- Task goal -
Only the number is wanted: count the lines that contain "meta".

**** Records for the task ****

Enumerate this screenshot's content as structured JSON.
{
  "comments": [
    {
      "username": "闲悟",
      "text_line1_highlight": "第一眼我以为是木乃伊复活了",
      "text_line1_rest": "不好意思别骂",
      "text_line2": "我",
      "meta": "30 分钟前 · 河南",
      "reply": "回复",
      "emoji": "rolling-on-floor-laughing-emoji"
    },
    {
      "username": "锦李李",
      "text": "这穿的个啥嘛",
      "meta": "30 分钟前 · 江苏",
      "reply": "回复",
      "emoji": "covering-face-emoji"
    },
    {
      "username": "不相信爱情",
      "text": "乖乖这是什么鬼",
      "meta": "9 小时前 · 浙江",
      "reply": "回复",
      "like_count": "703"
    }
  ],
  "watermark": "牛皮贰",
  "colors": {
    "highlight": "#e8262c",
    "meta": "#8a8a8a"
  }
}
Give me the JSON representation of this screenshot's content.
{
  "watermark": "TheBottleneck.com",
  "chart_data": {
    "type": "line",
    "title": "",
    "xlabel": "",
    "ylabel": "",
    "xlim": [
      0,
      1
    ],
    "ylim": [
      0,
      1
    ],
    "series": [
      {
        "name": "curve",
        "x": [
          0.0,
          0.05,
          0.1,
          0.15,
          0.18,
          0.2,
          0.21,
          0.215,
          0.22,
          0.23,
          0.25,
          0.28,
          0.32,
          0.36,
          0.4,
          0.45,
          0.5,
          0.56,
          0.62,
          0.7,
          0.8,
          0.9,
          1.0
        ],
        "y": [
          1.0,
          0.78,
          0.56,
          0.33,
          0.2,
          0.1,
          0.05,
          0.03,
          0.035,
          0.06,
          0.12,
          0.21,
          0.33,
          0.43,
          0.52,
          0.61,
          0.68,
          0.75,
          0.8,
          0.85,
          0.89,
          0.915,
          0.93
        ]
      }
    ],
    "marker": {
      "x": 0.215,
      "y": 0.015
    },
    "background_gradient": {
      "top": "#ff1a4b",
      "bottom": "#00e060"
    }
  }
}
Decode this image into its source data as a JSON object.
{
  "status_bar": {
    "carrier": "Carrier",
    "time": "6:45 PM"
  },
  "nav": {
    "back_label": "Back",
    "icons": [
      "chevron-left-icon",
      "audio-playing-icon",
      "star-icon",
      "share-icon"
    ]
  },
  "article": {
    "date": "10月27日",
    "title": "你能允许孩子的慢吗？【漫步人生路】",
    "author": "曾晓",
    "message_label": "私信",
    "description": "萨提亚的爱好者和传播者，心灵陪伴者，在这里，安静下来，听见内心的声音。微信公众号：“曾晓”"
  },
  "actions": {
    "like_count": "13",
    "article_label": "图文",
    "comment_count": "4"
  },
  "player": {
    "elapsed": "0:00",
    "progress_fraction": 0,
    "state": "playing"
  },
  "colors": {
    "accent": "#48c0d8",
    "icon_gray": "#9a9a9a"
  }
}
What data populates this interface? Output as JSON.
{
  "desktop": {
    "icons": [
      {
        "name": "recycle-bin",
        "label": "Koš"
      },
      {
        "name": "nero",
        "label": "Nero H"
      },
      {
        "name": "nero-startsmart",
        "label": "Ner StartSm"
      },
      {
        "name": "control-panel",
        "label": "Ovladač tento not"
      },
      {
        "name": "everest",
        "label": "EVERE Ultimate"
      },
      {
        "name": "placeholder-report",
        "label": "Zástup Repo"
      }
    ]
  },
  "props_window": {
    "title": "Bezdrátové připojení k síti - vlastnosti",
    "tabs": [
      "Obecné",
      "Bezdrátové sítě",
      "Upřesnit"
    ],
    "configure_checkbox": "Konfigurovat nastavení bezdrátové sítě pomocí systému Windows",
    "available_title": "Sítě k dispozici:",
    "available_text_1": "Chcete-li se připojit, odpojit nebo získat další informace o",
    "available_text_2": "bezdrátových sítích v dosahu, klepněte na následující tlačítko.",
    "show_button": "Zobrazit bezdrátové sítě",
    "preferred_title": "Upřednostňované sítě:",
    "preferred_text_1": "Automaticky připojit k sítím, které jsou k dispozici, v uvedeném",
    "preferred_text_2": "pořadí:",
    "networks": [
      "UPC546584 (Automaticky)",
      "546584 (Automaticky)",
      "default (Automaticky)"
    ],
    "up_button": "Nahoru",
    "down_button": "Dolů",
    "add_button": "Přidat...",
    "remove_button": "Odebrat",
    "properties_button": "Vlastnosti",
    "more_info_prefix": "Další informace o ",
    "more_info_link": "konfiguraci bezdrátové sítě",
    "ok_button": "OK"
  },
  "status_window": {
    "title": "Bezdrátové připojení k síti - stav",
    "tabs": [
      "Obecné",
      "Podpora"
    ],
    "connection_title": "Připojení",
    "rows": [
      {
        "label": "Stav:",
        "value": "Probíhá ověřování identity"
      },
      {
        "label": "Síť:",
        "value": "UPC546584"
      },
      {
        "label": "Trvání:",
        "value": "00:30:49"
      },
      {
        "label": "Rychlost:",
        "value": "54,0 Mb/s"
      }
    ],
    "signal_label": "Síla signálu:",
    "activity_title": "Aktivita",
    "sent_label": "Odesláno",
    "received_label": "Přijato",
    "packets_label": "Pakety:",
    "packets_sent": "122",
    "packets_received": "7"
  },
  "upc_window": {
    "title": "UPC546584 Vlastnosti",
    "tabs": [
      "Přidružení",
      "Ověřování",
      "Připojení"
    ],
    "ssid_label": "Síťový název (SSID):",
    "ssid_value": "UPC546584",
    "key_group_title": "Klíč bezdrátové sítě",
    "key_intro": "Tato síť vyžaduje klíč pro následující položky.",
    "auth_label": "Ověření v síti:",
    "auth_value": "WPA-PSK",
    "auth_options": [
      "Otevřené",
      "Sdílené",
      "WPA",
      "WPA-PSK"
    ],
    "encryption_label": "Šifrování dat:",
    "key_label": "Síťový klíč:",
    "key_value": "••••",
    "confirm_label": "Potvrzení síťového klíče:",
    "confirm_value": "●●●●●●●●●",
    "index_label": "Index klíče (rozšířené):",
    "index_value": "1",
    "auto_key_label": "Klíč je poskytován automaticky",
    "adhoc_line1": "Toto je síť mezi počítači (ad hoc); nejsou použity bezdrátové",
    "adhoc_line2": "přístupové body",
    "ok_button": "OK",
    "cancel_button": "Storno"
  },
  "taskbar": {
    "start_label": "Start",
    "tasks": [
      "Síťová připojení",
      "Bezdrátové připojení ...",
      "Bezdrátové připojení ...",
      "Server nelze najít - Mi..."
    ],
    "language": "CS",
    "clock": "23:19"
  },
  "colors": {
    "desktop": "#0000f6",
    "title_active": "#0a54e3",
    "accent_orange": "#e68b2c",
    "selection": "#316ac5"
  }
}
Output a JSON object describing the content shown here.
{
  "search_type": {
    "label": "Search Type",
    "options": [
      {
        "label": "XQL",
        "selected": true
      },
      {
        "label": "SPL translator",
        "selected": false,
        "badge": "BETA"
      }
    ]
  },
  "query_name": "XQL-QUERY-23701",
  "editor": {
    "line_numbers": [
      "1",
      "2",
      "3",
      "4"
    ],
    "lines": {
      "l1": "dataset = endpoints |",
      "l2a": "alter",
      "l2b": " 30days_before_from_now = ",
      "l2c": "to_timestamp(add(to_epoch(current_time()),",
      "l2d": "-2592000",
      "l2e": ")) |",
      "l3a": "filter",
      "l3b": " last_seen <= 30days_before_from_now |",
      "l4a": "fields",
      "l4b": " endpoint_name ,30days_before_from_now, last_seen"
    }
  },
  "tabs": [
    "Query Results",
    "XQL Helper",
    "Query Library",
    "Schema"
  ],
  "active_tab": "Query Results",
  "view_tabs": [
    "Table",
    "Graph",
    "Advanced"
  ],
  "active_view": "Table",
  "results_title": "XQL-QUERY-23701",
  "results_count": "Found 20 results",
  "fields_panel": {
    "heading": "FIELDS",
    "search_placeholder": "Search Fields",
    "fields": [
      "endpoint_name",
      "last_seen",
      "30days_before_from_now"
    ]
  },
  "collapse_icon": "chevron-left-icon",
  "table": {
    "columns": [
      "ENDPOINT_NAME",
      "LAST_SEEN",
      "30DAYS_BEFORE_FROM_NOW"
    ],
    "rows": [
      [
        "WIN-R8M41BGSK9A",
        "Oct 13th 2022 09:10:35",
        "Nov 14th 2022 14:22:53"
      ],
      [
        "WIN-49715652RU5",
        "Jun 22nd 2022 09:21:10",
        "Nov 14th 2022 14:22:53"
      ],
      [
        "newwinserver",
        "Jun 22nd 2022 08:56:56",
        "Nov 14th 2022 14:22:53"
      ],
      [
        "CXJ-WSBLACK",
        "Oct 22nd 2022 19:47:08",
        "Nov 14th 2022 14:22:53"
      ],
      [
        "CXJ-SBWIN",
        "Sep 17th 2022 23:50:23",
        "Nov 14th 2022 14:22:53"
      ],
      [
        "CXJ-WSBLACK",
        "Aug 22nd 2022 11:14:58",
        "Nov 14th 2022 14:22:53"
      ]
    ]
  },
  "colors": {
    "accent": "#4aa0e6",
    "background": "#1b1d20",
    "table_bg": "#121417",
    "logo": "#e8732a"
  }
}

****

- Result of the exercise -
4